- WHAT YOU ARE ASKED TO DO
Quote each record exactly, please, leaving none out.

- Figure record listings
"""

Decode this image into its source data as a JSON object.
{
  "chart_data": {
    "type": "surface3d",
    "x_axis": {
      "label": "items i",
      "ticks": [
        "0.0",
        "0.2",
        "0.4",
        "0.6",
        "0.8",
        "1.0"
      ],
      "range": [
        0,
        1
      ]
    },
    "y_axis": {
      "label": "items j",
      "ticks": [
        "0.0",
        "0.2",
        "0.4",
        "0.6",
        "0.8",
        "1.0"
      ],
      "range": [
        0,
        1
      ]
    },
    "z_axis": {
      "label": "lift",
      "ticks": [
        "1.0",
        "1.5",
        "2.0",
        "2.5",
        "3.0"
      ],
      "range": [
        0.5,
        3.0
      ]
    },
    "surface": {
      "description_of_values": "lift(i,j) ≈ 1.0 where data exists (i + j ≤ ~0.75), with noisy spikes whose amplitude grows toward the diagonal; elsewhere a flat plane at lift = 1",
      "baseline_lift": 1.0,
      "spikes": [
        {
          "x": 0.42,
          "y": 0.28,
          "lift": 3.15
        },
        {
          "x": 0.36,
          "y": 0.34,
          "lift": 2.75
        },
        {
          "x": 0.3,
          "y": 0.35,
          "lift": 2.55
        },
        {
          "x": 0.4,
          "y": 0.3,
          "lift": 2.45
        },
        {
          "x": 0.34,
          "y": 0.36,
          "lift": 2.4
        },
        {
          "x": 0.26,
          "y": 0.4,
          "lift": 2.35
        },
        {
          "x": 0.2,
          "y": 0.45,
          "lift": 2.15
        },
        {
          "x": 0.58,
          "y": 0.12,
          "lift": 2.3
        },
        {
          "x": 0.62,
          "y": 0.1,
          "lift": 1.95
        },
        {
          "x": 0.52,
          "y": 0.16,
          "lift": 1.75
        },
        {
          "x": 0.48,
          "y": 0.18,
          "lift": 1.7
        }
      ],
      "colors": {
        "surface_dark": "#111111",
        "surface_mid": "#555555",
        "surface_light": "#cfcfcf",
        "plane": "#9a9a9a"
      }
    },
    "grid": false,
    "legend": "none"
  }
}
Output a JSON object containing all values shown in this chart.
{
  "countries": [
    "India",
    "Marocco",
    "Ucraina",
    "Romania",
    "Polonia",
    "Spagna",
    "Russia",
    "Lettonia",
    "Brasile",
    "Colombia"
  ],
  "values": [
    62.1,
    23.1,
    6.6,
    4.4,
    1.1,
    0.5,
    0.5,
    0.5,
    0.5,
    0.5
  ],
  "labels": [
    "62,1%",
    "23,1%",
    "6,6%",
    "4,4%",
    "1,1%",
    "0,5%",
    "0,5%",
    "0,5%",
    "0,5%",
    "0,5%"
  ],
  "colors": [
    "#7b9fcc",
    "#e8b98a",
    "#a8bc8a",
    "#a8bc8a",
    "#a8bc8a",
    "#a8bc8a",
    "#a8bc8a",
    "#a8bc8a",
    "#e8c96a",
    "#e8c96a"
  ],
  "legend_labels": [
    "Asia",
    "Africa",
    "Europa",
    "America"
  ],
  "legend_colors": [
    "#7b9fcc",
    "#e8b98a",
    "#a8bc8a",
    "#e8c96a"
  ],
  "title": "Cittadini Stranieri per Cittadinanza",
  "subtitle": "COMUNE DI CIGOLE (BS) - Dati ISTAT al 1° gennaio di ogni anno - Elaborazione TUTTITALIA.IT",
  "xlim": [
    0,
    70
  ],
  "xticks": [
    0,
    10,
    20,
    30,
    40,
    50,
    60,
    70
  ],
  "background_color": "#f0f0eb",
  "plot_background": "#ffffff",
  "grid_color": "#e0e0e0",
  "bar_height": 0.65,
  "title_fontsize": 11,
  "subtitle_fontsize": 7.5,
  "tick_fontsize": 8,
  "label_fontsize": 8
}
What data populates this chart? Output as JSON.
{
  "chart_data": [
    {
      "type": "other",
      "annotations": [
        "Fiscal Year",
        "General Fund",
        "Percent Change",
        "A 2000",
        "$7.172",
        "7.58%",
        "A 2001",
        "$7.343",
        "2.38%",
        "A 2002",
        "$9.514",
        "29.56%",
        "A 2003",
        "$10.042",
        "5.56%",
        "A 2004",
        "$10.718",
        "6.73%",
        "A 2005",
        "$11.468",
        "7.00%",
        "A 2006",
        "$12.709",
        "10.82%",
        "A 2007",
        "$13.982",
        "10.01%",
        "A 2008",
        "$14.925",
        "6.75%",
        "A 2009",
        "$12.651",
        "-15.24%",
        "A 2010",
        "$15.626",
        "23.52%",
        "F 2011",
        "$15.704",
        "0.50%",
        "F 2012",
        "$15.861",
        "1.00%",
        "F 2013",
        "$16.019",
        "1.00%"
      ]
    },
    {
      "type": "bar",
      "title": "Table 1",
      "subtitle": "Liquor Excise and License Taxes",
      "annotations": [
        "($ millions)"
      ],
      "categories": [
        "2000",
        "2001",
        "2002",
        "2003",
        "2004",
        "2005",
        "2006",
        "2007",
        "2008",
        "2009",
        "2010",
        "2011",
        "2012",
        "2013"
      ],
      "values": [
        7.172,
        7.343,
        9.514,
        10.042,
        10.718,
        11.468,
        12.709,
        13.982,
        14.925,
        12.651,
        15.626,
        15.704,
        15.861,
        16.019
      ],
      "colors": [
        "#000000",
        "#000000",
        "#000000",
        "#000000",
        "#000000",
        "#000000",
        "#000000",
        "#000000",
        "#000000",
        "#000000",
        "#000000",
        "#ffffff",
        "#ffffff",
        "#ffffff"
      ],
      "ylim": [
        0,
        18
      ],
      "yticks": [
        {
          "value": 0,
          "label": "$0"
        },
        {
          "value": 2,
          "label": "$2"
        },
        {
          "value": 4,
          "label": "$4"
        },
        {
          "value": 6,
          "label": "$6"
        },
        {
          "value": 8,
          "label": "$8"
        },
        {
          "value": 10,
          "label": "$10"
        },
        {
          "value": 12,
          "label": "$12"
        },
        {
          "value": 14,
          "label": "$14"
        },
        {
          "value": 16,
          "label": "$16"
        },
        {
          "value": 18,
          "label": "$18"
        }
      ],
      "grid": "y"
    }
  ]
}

"""

- ANSWER FOR THE TASK
Decode this image into its source data as a JSON object.
{
  "chart_data": {
    "type": "surface3d",
    "x_axis": {
      "label": "items i",
      "ticks": [
        "0.0",
        "0.2",
        "0.4",
        "0.6",
        "0.8",
        "1.0"
      ],
      "range": [
        0,
        1
      ]
    },
    "y_axis": {
      "label": "items j",
      "ticks": [
        "0.0",
        "0.2",
        "0.4",
        "0.6",
        "0.8",
        "1.0"
      ],
      "range": [
        0,
        1
      ]
    },
    "z_axis": {
      "label": "lift",
      "ticks": [
        "1.0",
        "1.5",
        "2.0",
        "2.5",
        "3.0"
      ],
      "range": [
        0.5,
        3.0
      ]
    },
    "surface": {
      "description_of_values": "lift(i,j) ≈ 1.0 where data exists (i + j ≤ ~0.75), with noisy spikes whose amplitude grows toward the diagonal; elsewhere a flat plane at lift = 1",
      "baseline_lift": 1.0,
      "spikes": [
        {
          "x": 0.42,
          "y": 0.28,
          "lift": 3.15
        },
        {
          "x": 0.36,
          "y": 0.34,
          "lift": 2.75
        },
        {
          "x": 0.3,
          "y": 0.35,
          "lift": 2.55
        },
        {
          "x": 0.4,
          "y": 0.3,
          "lift": 2.45
        },
        {
          "x": 0.34,
          "y": 0.36,
          "lift": 2.4
        },
        {
          "x": 0.26,
          "y": 0.4,
          "lift": 2.35
        },
        {
          "x": 0.2,
          "y": 0.45,
          "lift": 2.15
        },
        {
          "x": 0.58,
          "y": 0.12,
          "lift": 2.3
        },
        {
          "x": 0.62,
          "y": 0.1,
          "lift": 1.95
        },
        {
          "x": 0.52,
          "y": 0.16,
          "lift": 1.75
        },
        {
          "x": 0.48,
          "y": 0.18,
          "lift": 1.7
        }
      ],
      "colors": {
        "surface_dark": "#111111",
        "surface_mid": "#555555",
        "surface_light": "#cfcfcf",
        "plane": "#9a9a9a"
      }
    },
    "grid": false,
    "legend": "none"
  }
}
Output a JSON object containing all values shown in this chart.
{
  "countries": [
    "India",
    "Marocco",
    "Ucraina",
    "Romania",
    "Polonia",
    "Spagna",
    "Russia",
    "Lettonia",
    "Brasile",
    "Colombia"
  ],
  "values": [
    62.1,
    23.1,
    6.6,
    4.4,
    1.1,
    0.5,
    0.5,
    0.5,
    0.5,
    0.5
  ],
  "labels": [
    "62,1%",
    "23,1%",
    "6,6%",
    "4,4%",
    "1,1%",
    "0,5%",
    "0,5%",
    "0,5%",
    "0,5%",
    "0,5%"
  ],
  "colors": [
    "#7b9fcc",
    "#e8b98a",
    "#a8bc8a",
    "#a8bc8a",
    "#a8bc8a",
    "#a8bc8a",
    "#a8bc8a",
    "#a8bc8a",
    "#e8c96a",
    "#e8c96a"
  ],
  "legend_labels": [
    "Asia",
    "Africa",
    "Europa",
    "America"
  ],
  "legend_colors": [
    "#7b9fcc",
    "#e8b98a",
    "#a8bc8a",
    "#e8c96a"
  ],
  "title": "Cittadini Stranieri per Cittadinanza",
  "subtitle": "COMUNE DI CIGOLE (BS) - Dati ISTAT al 1° gennaio di ogni anno - Elaborazione TUTTITALIA.IT",
  "xlim": [
    0,
    70
  ],
  "xticks": [
    0,
    10,
    20,
    30,
    40,
    50,
    60,
    70
  ],
  "background_color": "#f0f0eb",
  "plot_background": "#ffffff",
  "grid_color": "#e0e0e0",
  "bar_height": 0.65,
  "title_fontsize": 11,
  "subtitle_fontsize": 7.5,
  "tick_fontsize": 8,
  "label_fontsize": 8
}
What data populates this chart? Output as JSON.
{
  "chart_data": [
    {
      "type": "other",
      "annotations": [
        "Fiscal Year",
        "General Fund",
        "Percent Change",
        "A 2000",
        "$7.172",
        "7.58%",
        "A 2001",
        "$7.343",
        "2.38%",
        "A 2002",
        "$9.514",
        "29.56%",
        "A 2003",
        "$10.042",
        "5.56%",
        "A 2004",
        "$10.718",
        "6.73%",
        "A 2005",
        "$11.468",
        "7.00%",
        "A 2006",
        "$12.709",
        "10.82%",
        "A 2007",
        "$13.982",
        "10.01%",
        "A 2008",
        "$14.925",
        "6.75%",
        "A 2009",
        "$12.651",
        "-15.24%",
        "A 2010",
        "$15.626",
        "23.52%",
        "F 2011",
        "$15.704",
        "0.50%",
        "F 2012",
        "$15.861",
        "1.00%",
        "F 2013",
        "$16.019",
        "1.00%"
      ]
    },
    {
      "type": "bar",
      "title": "Table 1",
      "subtitle": "Liquor Excise and License Taxes",
      "annotations": [
        "($ millions)"
      ],
      "categories": [
        "2000",
        "2001",
        "2002",
        "2003",
        "2004",
        "2005",
        "2006",
        "2007",
        "2008",
        "2009",
        "2010",
        "2011",
        "2012",
        "2013"
      ],
      "values": [
        7.172,
        7.343,
        9.514,
        10.042,
        10.718,
        11.468,
        12.709,
        13.982,
        14.925,
        12.651,
        15.626,
        15.704,
        15.861,
        16.019
      ],
      "colors": [
        "#000000",
        "#000000",
        "#000000",
        "#000000",
        "#000000",
        "#000000",
        "#000000",
        "#000000",
        "#000000",
        "#000000",
        "#000000",
        "#ffffff",
        "#ffffff",
        "#ffffff"
      ],
      "ylim": [
        0,
        18
      ],
      "yticks": [
        {
          "value": 0,
          "label": "$0"
        },
        {
          "value": 2,
          "label": "$2"
        },
        {
          "value": 4,
          "label": "$4"
        },
        {
          "value": 6,
          "label": "$6"
        },
        {
          "value": 8,
          "label": "$8"
        },
        {
          "value": 10,
          "label": "$10"
        },
        {
          "value": 12,
          "label": "$12"
        },
        {
          "value": 14,
          "label": "$14"
        },
        {
          "value": 16,
          "label": "$16"
        },
        {
          "value": 18,
          "label": "$18"
        }
      ],
      "grid": "y"
    }
  ]
}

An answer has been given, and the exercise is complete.